From the listing below, extract each line containing the string "заражения".

Supplied information =>
☆ ☆ ☆ ☆ ☆
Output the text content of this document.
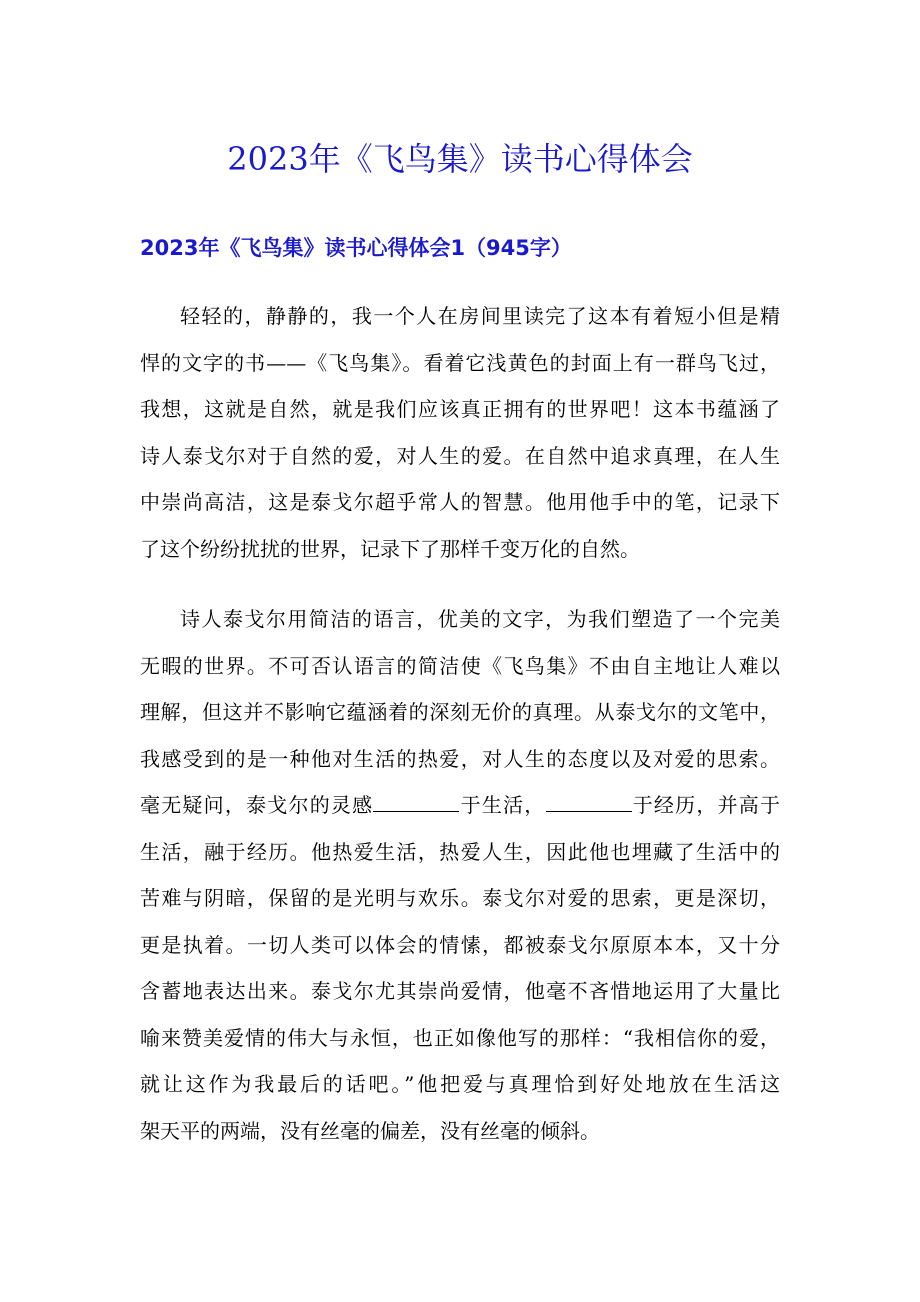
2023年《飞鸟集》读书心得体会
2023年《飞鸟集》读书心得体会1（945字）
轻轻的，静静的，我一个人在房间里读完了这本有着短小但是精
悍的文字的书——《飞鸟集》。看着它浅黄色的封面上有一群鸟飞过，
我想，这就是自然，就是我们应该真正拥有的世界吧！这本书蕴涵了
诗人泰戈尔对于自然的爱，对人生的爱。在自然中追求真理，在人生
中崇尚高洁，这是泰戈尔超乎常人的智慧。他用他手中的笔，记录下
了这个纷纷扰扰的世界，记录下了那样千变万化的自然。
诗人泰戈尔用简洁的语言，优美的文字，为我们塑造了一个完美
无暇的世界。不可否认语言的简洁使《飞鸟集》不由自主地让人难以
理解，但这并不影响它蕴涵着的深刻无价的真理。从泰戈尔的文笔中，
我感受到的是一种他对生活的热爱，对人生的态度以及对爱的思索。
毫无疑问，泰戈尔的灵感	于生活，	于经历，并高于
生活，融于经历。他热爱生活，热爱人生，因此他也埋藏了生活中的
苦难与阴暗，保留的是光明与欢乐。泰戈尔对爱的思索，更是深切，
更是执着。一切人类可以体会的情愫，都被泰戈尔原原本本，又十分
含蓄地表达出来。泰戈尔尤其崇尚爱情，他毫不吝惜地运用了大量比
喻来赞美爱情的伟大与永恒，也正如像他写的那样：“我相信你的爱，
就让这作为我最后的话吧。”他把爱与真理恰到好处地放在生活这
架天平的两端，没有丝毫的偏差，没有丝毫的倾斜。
☆ ☆ ☆ ☆ ☆
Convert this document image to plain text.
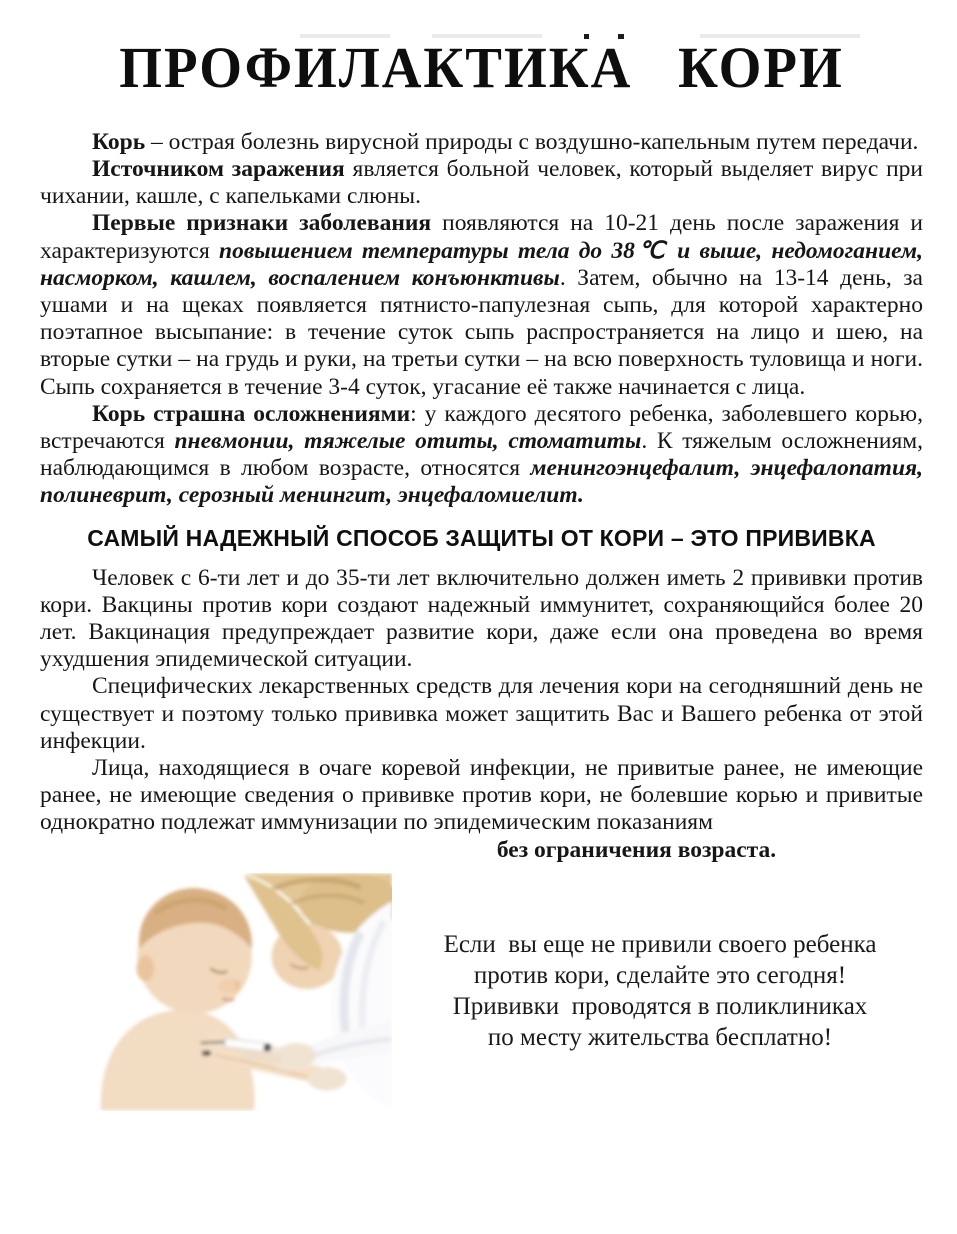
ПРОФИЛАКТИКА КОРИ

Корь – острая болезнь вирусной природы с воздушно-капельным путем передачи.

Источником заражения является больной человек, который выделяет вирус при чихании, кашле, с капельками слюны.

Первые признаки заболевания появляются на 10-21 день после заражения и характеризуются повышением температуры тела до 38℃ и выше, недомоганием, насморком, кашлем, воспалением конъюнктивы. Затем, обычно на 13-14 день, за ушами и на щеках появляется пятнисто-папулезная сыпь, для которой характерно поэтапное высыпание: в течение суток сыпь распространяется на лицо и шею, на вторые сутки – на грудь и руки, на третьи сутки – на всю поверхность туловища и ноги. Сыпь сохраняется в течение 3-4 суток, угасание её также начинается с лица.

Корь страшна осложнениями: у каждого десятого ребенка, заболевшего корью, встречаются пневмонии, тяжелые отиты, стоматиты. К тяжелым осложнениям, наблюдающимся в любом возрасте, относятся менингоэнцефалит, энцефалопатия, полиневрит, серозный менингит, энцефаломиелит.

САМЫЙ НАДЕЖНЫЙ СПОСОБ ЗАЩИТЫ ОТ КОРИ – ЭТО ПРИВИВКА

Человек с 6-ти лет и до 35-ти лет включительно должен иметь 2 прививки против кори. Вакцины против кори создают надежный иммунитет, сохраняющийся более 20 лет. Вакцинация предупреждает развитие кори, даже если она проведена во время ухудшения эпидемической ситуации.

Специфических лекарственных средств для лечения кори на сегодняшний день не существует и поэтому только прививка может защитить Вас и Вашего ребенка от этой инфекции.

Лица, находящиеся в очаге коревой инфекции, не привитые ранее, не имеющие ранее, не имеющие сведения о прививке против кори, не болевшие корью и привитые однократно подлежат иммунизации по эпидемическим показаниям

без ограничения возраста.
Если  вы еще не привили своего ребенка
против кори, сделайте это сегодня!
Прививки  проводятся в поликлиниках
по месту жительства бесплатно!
☆ ☆ ☆ ☆ ☆
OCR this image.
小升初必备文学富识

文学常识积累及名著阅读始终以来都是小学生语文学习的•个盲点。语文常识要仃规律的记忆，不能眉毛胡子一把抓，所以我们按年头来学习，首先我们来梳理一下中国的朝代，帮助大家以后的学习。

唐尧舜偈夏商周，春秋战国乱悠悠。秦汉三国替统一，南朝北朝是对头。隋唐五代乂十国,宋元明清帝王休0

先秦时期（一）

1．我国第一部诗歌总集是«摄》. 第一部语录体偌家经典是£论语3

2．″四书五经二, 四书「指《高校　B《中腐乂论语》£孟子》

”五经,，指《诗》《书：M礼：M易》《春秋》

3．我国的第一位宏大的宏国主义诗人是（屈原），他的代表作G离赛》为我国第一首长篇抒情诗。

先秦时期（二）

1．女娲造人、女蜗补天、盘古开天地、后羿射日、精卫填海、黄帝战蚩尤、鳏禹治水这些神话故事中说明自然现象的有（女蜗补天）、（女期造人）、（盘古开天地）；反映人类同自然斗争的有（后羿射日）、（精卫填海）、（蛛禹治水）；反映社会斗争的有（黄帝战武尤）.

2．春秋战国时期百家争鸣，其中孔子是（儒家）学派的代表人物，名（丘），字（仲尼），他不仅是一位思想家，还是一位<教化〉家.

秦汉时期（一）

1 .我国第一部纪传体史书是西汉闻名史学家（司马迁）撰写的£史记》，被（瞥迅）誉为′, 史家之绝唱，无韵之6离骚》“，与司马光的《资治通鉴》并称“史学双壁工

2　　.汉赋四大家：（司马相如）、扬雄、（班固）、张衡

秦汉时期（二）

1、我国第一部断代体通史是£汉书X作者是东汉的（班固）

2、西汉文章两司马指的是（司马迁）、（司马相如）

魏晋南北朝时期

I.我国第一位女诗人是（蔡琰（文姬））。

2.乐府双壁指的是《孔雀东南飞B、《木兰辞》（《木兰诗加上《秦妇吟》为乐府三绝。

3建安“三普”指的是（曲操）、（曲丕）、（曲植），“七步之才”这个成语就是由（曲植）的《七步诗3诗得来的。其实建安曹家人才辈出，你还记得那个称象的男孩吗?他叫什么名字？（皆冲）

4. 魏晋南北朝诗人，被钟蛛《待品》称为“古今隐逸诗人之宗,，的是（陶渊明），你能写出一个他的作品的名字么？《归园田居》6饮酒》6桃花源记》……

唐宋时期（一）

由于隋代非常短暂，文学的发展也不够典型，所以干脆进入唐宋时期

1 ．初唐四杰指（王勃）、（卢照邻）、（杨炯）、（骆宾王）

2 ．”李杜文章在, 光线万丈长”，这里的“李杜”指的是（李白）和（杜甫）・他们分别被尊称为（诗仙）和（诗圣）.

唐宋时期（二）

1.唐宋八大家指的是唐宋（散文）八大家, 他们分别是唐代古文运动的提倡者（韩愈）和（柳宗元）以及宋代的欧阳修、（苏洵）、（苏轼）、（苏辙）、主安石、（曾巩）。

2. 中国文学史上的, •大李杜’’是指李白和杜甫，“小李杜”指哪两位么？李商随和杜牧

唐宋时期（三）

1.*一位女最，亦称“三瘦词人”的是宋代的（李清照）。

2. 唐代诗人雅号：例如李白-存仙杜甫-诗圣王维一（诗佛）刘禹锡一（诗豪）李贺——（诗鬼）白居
☆ ☆ ☆ ☆ ☆
Full solution =>
Источником заражения является больной человек, который выделяет вирус при чихании, кашле, с капельками слюны.
Первые признаки заболевания появляются на 10-21 день после заражения и характеризуются повышением температуры тела до 38℃ и выше, недомоганием, насморком, кашлем, воспалением конъюнктивы. Затем, обычно на 13-14 день, за ушами и на щеках появляется пятнисто-папулезная сыпь, для которой характерно поэтапное высыпание: в течение суток сыпь распространяется на лицо и шею, на вторые сутки – на грудь и руки, на третьи сутки – на всю поверхность туловища и ноги. Сыпь сохраняется в течение 3-4 суток, угасание её также начинается с лица.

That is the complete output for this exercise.